### Goal
Among these lines, how many include "document"? Answer only with the number.

──────── Data extract ────────

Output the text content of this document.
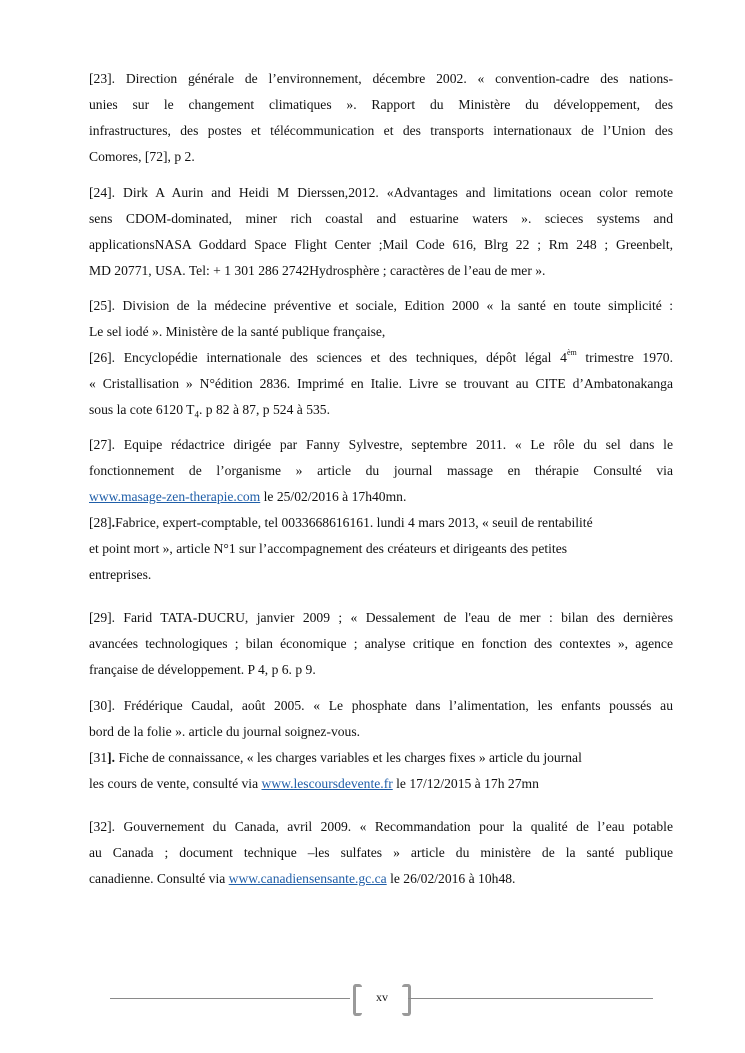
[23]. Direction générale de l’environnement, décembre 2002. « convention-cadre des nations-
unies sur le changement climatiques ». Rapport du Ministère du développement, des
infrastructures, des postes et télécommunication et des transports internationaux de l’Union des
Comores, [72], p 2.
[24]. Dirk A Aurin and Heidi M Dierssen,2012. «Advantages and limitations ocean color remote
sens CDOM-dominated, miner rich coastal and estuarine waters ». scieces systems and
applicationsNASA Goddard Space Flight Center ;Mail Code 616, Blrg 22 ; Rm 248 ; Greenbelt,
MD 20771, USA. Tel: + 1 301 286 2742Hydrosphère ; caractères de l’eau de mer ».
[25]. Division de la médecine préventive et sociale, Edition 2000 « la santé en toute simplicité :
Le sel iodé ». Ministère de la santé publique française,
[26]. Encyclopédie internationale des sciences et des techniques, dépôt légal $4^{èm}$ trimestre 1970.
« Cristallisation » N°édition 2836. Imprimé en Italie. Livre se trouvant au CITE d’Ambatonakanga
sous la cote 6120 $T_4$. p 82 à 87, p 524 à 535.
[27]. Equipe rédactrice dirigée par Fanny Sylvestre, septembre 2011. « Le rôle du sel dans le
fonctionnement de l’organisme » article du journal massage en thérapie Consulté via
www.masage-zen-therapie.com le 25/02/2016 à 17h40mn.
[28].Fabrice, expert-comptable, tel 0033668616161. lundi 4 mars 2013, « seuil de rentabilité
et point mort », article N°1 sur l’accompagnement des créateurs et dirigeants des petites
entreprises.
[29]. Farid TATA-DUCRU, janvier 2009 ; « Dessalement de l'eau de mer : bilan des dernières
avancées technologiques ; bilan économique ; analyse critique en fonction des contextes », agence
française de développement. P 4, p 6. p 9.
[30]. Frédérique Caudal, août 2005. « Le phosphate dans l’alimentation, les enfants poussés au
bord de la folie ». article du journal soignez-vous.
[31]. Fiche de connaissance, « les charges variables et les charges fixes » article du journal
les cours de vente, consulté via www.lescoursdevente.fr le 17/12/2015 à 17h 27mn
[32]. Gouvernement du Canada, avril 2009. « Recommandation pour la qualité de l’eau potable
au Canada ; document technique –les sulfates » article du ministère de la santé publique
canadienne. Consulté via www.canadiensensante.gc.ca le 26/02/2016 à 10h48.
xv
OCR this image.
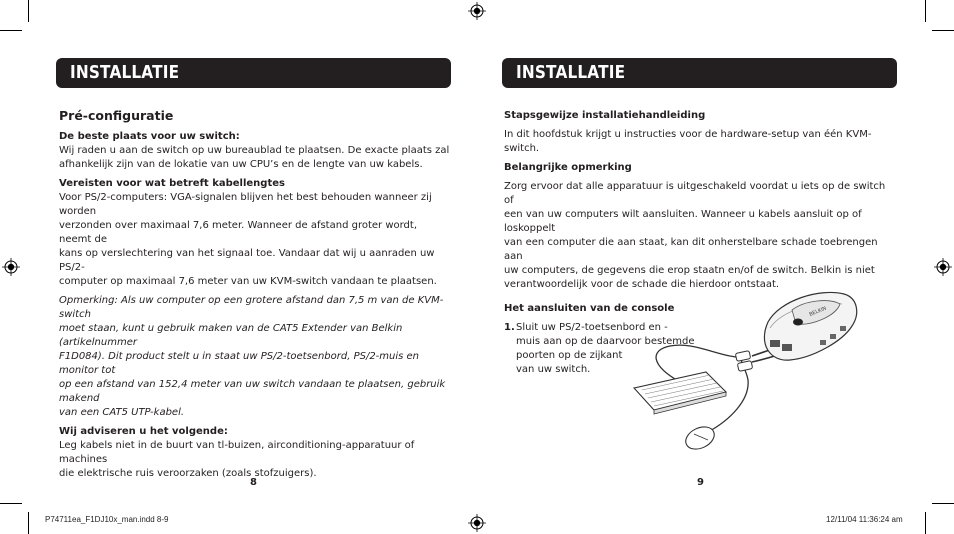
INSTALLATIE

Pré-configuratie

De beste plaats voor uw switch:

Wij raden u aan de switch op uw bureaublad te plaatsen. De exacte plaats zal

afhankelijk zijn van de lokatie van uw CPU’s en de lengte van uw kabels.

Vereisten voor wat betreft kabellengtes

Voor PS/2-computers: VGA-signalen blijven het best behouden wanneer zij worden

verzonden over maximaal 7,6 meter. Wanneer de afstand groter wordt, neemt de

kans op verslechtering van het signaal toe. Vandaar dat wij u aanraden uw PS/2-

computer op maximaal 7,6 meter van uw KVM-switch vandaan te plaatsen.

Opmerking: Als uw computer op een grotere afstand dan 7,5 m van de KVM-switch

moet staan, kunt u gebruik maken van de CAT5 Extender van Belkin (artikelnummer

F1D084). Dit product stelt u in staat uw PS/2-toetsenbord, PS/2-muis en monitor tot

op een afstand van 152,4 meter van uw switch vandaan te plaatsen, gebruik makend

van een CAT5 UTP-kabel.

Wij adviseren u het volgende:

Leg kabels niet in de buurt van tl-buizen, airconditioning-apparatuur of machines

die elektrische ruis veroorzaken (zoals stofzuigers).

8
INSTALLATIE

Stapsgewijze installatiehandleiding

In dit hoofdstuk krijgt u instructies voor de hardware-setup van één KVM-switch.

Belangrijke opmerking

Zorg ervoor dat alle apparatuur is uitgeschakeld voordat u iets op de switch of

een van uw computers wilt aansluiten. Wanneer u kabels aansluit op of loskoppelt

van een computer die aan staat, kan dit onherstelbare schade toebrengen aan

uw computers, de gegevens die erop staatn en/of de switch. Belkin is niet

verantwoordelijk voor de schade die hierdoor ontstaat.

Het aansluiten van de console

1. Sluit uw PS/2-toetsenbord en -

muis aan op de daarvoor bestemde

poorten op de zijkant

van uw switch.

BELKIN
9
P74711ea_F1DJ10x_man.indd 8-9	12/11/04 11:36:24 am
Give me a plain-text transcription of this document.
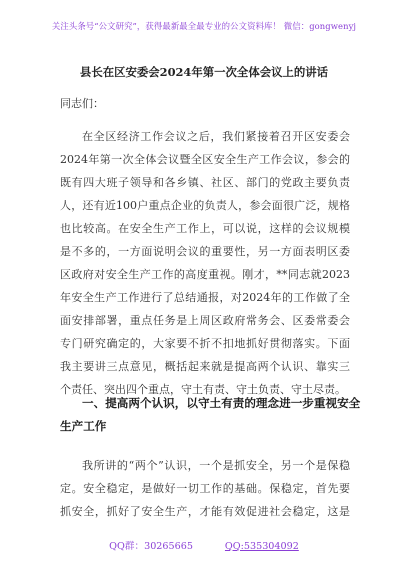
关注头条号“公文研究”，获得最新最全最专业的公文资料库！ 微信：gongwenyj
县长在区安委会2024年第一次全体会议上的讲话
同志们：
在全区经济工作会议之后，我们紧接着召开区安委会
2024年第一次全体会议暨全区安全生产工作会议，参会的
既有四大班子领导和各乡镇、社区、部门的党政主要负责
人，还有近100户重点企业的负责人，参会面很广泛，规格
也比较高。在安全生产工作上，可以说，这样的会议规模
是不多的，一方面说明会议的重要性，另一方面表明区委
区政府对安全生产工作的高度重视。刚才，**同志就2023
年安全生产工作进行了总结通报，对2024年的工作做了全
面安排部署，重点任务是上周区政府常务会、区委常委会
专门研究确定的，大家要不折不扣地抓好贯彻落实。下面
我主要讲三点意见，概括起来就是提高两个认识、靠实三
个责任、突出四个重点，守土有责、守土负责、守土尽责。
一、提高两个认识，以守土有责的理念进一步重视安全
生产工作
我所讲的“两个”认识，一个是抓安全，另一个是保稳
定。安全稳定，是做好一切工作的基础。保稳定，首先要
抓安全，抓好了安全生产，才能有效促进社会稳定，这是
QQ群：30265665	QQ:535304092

────────

### The output
3